Task statement: Show every line in the records below that contains the word "data".

Material for this task:
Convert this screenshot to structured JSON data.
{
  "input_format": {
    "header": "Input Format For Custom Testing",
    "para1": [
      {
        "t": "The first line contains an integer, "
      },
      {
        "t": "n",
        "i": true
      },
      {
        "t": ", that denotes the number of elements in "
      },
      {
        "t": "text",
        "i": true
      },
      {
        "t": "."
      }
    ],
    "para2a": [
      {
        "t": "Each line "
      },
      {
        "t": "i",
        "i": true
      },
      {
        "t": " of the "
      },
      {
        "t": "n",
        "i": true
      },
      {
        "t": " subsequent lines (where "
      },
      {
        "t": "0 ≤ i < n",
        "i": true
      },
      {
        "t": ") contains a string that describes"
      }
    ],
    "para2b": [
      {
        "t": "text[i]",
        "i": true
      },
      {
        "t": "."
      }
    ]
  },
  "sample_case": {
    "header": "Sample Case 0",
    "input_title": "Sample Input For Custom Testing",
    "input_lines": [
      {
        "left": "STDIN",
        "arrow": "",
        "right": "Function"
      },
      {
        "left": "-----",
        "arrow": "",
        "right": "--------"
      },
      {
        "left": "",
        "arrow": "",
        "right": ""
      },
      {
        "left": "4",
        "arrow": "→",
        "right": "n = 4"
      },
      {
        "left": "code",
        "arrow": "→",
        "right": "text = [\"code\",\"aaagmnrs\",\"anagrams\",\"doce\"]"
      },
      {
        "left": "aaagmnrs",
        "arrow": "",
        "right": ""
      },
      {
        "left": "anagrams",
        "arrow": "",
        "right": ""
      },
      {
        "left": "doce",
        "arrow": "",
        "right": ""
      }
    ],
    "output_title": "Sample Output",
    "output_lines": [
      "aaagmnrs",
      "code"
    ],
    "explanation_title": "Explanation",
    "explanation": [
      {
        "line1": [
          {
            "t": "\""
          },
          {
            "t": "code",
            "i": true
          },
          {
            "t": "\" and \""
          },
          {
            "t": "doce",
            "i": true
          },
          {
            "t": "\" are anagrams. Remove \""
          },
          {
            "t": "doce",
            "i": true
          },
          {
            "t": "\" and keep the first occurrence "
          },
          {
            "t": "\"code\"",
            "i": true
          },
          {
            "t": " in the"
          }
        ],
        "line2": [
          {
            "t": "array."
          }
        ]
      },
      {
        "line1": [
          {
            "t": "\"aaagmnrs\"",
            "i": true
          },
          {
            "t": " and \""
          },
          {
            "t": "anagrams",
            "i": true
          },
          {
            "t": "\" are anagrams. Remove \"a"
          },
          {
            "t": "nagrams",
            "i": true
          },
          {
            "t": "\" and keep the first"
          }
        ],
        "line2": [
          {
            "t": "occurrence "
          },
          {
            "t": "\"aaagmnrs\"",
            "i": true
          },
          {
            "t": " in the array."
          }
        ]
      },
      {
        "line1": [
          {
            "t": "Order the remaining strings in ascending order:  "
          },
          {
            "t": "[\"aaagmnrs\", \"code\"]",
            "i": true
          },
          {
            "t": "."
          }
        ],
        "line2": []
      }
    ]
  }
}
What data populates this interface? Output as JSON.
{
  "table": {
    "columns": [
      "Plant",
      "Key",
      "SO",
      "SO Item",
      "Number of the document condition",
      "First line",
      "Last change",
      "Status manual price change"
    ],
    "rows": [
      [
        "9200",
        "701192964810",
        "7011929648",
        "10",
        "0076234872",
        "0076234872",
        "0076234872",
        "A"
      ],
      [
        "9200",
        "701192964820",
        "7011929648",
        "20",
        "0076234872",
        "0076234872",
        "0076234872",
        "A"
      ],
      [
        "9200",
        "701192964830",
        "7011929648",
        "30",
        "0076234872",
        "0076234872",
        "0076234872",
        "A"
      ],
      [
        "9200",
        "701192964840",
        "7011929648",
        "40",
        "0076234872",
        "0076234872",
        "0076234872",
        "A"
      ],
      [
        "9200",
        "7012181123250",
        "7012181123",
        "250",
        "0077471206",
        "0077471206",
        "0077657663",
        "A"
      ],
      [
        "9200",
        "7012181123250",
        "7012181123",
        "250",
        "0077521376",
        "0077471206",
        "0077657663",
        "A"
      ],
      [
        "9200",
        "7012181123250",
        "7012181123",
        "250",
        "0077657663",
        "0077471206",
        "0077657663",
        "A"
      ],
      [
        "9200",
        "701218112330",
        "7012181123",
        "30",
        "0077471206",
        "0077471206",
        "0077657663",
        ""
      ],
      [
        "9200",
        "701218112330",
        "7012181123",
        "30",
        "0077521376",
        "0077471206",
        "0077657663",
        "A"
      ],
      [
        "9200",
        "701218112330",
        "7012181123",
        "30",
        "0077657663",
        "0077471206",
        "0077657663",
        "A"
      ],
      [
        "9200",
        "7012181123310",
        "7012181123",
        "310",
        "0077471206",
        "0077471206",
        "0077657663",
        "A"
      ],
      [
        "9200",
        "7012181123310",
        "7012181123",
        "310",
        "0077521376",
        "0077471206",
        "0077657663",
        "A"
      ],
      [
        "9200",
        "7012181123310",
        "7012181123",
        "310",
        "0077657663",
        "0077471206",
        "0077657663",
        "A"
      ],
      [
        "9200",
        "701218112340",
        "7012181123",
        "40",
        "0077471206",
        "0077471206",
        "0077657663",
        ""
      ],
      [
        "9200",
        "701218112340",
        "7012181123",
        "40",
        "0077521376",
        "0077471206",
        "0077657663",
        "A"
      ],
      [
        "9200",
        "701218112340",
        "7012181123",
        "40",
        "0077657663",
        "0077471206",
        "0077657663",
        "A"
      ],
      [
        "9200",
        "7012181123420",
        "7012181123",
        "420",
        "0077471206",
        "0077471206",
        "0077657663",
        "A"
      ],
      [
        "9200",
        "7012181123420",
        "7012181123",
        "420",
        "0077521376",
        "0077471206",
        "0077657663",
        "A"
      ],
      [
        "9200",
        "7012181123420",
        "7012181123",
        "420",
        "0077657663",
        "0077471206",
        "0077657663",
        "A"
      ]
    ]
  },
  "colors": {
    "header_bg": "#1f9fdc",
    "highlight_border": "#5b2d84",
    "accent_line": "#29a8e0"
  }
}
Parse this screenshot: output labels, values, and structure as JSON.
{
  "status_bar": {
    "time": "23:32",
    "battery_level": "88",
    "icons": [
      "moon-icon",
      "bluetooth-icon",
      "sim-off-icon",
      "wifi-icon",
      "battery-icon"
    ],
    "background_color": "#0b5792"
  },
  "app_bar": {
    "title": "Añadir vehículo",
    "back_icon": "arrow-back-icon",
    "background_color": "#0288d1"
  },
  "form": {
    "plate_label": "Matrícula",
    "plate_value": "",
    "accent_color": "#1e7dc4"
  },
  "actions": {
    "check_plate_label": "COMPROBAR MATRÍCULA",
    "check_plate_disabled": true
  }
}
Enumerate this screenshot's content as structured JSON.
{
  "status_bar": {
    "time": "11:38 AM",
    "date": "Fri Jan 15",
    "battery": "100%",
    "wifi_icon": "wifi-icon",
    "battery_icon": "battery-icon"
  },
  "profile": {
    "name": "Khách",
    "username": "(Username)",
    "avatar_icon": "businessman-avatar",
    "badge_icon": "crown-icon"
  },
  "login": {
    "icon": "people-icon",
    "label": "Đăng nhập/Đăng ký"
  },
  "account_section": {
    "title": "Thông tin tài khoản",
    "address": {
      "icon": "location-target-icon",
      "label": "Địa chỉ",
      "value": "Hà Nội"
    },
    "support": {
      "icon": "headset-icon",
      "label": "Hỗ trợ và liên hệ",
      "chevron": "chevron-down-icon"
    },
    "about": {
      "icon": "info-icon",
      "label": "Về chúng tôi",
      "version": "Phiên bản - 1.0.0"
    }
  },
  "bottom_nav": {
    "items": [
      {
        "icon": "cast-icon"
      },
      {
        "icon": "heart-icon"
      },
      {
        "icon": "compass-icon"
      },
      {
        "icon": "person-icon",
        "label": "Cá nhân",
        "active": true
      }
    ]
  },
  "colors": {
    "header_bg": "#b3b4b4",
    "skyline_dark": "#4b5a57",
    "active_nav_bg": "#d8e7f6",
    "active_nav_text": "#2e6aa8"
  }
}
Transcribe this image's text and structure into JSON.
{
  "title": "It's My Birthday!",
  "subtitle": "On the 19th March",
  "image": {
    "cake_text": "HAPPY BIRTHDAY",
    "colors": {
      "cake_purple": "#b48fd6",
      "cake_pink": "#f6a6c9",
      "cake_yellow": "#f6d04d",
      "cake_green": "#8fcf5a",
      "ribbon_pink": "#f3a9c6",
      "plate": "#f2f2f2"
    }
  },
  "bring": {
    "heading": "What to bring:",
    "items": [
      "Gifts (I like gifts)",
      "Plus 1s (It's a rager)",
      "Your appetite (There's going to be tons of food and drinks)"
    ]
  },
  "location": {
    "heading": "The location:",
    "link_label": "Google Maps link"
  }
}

The answer:
Convert this screenshot to structured JSON data.
What data populates this interface? Output as JSON.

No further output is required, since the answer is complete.